> **REQUIREMENT 1**
Transcribe the nerve injury text below, from "1) When the" to "after the injury?".
> **REQUIREMENT 2**
Write the next part of the nerve injury text below, picking up after its final sentence.

> **SUPPLIED TEXT**
::::::

How does injury of the anterior interosseous nerve alter the ability to make the “okay” sign?

A

1) When the anterior interosseous nerve is injured, the thenar muscles are unaffected, but paresis (partial paralysis) of the flexor digitorum profundus and flexor pollicis longus occurs
2) When the person attempts to make the “okay” sign, opposing the tip of the thumb and index finger in a circle, a “pinch” posture of the hand results instead owing to the absence of flexion of the interphalangeal joint of the thumb and distal interphalangeal joint of the index finger

17
Q

Where is the ulnar nerve most commonly injured and how is the ability to flex the wrist or make a fist altered? Where does paresthesia occur after the injury?

::::::

> **DATASET RECORDS**

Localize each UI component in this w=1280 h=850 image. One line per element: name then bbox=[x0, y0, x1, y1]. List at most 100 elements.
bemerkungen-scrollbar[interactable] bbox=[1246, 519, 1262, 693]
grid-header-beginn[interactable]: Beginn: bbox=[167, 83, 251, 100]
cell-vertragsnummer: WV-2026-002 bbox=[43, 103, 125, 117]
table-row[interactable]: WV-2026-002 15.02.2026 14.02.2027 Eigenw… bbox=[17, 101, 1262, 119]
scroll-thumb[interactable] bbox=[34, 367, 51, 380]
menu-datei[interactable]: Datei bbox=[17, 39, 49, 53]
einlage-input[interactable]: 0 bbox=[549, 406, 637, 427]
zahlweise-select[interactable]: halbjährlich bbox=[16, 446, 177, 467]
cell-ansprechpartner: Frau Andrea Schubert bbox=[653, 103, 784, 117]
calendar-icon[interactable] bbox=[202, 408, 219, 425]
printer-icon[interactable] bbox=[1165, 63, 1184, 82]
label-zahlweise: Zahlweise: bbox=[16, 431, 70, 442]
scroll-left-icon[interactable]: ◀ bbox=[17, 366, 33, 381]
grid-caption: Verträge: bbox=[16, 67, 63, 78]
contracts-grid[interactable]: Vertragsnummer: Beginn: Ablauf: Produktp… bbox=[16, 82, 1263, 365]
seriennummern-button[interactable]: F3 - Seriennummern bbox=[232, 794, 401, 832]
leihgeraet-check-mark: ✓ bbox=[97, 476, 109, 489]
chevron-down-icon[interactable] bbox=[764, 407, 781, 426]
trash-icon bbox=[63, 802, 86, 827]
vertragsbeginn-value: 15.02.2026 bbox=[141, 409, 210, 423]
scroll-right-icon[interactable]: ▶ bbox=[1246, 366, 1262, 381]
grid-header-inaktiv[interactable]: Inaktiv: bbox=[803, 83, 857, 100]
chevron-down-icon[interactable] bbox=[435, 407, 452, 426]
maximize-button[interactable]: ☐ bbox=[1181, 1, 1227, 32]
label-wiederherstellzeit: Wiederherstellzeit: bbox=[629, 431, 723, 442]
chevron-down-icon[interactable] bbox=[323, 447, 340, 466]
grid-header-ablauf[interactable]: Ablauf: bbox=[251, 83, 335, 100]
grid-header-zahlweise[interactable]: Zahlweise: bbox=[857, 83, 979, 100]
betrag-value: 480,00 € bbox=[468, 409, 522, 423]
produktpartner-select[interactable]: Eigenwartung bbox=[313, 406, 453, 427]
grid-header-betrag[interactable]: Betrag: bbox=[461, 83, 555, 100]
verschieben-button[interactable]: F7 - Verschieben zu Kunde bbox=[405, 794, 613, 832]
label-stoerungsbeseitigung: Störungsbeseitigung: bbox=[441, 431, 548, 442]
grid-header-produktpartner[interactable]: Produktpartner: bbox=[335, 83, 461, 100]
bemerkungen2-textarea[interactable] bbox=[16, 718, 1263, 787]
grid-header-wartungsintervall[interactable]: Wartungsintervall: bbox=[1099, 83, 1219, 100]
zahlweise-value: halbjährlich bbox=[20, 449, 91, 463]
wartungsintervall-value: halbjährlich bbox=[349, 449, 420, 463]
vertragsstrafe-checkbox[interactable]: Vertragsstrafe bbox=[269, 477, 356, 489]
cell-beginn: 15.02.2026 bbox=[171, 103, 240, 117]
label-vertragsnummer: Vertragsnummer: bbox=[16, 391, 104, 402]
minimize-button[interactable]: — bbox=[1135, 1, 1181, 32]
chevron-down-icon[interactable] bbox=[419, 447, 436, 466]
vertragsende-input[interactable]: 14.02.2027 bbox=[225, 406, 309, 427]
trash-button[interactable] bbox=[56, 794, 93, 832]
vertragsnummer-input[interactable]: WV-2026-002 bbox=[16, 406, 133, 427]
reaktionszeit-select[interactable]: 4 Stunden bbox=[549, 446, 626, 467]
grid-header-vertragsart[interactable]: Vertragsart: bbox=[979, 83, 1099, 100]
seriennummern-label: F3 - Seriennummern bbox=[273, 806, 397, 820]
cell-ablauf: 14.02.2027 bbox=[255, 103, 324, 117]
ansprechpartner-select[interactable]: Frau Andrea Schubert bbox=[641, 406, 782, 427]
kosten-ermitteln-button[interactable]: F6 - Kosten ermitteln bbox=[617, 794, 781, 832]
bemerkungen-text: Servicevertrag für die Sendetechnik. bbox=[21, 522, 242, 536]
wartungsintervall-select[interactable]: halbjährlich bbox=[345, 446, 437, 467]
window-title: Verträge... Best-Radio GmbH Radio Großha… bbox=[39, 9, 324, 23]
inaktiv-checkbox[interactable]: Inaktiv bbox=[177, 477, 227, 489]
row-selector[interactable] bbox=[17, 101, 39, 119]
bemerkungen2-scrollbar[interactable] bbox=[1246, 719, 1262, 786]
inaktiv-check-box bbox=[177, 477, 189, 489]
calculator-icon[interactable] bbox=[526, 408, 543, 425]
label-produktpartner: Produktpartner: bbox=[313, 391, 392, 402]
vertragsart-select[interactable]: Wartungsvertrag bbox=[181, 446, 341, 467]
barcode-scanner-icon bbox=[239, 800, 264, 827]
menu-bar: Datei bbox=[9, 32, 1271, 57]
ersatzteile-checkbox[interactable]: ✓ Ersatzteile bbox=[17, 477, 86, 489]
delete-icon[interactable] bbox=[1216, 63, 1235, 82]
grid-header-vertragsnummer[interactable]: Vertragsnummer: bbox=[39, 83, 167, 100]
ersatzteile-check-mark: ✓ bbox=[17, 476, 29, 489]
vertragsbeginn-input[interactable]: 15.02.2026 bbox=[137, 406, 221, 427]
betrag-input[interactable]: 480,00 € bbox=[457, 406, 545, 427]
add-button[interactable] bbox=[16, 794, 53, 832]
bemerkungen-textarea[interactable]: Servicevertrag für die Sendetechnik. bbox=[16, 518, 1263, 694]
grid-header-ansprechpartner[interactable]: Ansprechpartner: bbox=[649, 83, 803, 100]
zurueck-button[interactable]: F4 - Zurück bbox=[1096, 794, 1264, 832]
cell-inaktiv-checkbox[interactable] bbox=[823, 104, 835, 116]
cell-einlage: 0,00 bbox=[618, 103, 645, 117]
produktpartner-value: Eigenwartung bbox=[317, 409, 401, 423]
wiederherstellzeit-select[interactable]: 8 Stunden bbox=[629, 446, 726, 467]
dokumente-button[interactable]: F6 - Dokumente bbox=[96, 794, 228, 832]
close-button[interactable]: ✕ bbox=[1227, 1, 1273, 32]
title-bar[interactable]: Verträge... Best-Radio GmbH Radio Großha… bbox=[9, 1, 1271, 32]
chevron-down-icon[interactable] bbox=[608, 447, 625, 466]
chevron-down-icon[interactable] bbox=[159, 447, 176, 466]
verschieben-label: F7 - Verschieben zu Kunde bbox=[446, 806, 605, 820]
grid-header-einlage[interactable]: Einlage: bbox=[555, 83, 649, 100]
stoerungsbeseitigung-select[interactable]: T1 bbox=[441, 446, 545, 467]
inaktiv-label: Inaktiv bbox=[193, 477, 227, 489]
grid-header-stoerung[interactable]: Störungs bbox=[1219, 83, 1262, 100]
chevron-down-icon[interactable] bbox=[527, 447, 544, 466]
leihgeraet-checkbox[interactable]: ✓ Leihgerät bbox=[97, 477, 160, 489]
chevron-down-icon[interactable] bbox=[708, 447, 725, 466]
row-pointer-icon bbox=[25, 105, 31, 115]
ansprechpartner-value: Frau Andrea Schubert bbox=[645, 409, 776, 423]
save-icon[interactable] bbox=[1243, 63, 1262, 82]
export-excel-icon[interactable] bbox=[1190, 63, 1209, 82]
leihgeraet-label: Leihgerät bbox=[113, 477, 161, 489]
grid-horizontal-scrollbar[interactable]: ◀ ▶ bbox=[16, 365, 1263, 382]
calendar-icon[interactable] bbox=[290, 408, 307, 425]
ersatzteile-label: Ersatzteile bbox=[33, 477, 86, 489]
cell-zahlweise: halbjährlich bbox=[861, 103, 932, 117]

::::::

> **TASK OUTPUT 1**
1) When the anterior interosseous nerve is injured, the thenar muscles are unaffected, but paresis (partial paralysis) of the flexor digitorum profundus and flexor pollicis longus occurs
2) When the person attempts to make the “okay” sign, opposing the tip of the thumb and index finger in a circle, a “pinch” posture of the hand results instead owing to the absence of flexion of the interphalangeal joint of the thumb and distal interphalangeal joint of the index finger

17
Q

Where is the ulnar nerve most commonly injured and how is the ability to flex the wrist or make a fist altered? Where does paresthesia occur after the injury?

> **TASK OUTPUT 2**
A

1) Ulnar nerve injury occurs most commonly where the nerve passes posterior to the medial epicondyle of the humerus
2) An injury to the nerve in the distal part of the forearm denervates most intrinsic hand muscles. Power of wrist adduction is impaired, and when an attempt is made
to flex the wrist joint, the hand is drawn to the lateral side by the FCR (supplied by the median nerve) in the absence of the “balance” provided by the FCU
3) After ulnar nerve injury, the person has difficulty making a fist because, in the absence of opposition, the metacarpophalangeal joints become hyperextended, and he or she cannot flex the 4th and 5th digits at the distal interphalangeal joints when trying to make a fist

18
Q

What are the sensory and motor deficits after injury of the superficial or deep branches of the radial nerve?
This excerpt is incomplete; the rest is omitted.